Given task -> State the number of lines in these records that include the word "verified", and add nothing to it.

Raw data ->
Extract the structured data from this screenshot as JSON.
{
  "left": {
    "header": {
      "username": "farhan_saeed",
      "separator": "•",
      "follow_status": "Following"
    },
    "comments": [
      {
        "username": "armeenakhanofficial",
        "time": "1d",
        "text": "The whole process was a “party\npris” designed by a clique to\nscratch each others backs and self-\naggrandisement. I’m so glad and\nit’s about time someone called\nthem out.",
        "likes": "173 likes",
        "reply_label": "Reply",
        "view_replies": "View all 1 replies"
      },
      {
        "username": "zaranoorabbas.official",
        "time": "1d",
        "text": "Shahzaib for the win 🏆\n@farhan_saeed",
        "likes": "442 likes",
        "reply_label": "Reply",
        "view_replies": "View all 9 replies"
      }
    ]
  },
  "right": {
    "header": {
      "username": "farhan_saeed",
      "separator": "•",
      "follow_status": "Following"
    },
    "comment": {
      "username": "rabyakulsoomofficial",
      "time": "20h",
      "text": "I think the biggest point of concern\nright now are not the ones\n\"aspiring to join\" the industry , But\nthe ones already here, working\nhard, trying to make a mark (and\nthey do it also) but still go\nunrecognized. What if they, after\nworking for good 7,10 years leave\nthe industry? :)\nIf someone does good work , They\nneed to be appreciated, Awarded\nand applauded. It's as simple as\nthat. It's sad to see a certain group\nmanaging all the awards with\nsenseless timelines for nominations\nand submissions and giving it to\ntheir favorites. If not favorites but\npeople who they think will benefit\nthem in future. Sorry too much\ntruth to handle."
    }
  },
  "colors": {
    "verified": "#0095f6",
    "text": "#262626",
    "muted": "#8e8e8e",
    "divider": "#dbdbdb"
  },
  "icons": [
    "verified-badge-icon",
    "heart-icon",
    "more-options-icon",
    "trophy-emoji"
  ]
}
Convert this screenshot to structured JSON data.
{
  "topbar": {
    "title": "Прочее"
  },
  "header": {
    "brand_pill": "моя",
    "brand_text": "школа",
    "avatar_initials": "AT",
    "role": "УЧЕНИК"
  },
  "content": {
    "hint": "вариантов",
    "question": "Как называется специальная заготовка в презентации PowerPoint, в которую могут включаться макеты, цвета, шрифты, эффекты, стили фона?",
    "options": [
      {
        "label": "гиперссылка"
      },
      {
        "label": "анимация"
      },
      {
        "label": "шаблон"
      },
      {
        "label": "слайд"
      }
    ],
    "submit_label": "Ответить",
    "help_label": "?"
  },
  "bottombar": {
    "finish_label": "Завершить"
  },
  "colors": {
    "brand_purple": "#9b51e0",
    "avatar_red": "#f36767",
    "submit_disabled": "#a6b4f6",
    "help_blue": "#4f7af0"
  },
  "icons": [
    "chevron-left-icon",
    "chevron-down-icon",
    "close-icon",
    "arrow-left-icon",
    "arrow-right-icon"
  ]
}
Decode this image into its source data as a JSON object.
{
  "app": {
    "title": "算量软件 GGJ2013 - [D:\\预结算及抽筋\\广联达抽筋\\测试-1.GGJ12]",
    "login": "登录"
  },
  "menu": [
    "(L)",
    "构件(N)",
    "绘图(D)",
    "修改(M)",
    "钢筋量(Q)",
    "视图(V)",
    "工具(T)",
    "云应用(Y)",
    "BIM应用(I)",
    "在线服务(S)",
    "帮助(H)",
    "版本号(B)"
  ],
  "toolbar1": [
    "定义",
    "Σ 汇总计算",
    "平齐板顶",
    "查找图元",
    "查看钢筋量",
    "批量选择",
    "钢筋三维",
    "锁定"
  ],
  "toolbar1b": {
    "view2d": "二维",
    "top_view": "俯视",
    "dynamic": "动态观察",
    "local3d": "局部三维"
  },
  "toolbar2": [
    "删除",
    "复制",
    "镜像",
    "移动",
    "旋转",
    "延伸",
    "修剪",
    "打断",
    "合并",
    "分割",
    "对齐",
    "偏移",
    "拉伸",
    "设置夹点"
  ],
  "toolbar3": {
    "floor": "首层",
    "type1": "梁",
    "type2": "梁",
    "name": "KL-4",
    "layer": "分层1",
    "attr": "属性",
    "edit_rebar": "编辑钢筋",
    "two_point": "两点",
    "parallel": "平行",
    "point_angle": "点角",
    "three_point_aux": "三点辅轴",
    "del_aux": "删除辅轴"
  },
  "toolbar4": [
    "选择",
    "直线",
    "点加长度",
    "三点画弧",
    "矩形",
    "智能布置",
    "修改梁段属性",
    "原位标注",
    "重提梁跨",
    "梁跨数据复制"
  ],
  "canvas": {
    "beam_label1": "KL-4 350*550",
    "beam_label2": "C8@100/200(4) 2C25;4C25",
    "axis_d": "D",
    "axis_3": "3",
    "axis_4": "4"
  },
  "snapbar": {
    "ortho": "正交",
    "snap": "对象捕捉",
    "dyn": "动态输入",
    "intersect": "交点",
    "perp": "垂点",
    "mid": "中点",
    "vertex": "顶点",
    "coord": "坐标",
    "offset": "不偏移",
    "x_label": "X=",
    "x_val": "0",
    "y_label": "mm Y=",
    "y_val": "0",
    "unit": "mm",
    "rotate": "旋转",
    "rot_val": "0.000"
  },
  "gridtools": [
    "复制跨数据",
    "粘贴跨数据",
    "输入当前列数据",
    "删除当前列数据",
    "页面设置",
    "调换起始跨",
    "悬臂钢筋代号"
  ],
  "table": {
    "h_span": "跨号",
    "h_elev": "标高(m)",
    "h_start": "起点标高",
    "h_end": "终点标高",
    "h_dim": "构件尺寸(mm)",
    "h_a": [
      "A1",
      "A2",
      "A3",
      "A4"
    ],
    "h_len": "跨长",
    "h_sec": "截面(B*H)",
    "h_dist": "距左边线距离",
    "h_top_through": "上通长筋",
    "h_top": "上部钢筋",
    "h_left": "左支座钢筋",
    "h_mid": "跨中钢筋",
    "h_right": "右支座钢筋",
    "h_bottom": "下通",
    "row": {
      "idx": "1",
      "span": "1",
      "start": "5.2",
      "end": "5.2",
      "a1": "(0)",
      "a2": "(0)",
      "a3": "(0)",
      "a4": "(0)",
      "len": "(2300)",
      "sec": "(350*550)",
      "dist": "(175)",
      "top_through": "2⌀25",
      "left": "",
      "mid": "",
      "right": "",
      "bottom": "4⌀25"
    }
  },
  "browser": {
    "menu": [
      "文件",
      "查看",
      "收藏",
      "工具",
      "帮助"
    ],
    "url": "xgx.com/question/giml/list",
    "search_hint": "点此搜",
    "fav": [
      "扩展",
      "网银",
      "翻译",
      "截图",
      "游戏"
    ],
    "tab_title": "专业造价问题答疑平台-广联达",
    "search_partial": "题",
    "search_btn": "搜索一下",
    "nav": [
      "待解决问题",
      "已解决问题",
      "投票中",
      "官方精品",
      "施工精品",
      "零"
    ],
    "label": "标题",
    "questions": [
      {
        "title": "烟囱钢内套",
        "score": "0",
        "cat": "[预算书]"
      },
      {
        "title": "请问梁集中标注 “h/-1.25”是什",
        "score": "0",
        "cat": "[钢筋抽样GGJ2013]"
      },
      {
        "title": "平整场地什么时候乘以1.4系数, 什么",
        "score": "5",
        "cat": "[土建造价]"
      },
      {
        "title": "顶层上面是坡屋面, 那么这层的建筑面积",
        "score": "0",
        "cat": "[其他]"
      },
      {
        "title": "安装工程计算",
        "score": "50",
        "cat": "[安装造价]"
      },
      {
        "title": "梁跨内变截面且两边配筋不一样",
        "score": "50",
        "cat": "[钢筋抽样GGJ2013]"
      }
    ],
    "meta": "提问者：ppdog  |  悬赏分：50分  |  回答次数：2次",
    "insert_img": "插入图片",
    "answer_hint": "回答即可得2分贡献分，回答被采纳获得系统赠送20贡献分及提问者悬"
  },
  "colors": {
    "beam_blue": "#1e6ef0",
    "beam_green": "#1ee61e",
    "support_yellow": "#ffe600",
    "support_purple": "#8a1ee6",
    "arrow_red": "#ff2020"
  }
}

Solution -> 2